▶ **The task**:
Search the records that follow and extract every line containing the string "type".

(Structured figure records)

* begin *

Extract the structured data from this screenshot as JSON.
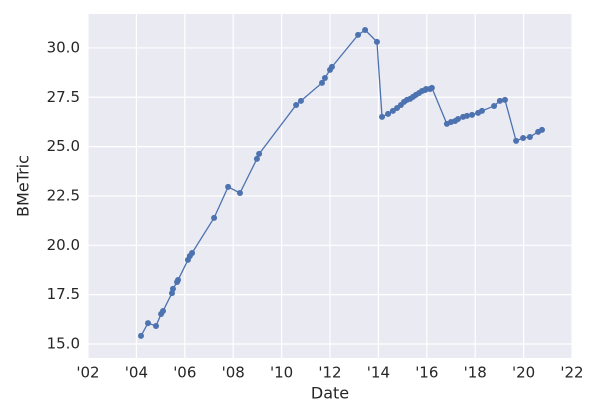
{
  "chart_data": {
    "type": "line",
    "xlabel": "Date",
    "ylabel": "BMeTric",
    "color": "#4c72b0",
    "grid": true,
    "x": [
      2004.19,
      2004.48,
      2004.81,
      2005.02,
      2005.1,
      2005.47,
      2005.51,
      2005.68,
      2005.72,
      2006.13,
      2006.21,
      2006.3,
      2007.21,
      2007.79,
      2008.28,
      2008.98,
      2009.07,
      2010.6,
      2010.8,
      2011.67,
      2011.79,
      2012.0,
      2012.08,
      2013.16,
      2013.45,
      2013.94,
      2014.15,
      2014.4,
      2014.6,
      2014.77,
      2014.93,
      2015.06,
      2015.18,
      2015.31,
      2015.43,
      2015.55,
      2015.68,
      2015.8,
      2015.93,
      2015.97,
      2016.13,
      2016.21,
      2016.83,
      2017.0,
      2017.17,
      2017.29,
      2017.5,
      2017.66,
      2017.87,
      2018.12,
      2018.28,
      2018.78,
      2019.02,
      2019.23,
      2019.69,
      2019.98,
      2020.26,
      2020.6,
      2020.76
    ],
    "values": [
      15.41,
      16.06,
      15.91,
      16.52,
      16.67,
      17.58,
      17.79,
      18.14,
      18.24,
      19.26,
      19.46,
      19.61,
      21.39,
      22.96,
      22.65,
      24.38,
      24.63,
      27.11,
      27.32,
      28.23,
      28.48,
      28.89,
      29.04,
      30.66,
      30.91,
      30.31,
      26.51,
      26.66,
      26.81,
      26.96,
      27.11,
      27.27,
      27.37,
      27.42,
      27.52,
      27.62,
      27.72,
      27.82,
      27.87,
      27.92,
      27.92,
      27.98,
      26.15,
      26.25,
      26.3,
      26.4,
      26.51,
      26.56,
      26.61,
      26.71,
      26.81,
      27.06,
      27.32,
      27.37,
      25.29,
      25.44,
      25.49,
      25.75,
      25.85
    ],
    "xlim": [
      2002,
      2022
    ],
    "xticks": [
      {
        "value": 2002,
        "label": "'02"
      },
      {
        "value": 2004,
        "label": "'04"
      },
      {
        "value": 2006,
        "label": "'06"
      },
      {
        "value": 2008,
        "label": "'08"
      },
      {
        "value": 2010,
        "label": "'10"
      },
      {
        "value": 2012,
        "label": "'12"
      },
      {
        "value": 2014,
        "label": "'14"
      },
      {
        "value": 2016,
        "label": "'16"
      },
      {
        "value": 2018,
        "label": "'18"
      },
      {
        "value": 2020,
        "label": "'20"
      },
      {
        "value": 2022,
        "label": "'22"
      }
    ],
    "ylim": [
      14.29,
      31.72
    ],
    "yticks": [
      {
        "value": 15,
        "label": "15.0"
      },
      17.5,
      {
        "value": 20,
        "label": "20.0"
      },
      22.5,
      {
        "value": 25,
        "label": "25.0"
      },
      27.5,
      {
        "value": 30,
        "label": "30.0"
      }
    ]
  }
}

* end *
* begin *

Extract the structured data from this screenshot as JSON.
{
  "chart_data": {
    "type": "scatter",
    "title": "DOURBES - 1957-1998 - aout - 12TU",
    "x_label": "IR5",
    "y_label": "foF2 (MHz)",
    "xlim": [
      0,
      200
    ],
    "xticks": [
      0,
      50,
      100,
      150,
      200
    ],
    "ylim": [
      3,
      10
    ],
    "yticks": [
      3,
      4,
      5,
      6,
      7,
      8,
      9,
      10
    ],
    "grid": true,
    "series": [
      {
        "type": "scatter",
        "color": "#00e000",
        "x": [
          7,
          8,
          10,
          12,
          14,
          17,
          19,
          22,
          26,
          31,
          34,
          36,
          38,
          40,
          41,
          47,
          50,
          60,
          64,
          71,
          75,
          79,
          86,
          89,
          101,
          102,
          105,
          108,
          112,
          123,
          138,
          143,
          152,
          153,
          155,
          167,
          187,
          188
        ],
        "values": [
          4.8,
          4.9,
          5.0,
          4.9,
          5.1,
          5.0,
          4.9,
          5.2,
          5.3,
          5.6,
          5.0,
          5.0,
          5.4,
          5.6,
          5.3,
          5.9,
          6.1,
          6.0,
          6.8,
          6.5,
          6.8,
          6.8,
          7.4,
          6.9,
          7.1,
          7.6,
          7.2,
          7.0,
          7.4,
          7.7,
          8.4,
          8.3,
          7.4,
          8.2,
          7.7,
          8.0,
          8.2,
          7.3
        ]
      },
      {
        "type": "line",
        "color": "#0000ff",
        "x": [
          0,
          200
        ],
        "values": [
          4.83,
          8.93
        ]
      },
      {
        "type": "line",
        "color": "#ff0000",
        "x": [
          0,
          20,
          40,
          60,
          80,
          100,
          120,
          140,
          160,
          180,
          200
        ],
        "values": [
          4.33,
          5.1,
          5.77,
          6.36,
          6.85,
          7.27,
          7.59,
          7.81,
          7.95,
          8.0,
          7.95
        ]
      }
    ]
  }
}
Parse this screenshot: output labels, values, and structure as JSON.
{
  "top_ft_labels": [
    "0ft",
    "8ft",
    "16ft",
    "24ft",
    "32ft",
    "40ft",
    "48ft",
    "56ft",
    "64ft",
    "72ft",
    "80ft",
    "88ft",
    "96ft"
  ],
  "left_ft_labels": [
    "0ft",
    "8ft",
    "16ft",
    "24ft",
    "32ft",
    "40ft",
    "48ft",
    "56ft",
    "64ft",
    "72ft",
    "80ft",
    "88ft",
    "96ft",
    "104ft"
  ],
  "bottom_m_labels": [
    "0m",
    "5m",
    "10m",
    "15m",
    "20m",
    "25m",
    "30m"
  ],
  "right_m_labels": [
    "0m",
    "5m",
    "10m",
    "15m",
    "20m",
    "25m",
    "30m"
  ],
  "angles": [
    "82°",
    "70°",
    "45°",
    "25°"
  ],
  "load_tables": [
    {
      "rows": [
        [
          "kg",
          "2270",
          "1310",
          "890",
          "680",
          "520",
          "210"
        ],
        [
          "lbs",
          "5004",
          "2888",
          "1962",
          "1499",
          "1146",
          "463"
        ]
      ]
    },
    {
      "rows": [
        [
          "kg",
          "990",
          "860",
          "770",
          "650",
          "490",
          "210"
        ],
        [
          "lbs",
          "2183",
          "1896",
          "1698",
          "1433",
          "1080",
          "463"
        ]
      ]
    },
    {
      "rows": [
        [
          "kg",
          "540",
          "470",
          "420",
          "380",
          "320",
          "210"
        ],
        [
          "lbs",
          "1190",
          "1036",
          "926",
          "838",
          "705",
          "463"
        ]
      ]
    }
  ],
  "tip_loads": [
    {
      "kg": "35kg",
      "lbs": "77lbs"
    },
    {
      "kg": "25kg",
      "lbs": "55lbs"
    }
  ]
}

* end *

▶ **Expected answer**:
    "type": "line",
    "type": "scatter",
        "type": "scatter",
        "type": "line",
        "type": "line",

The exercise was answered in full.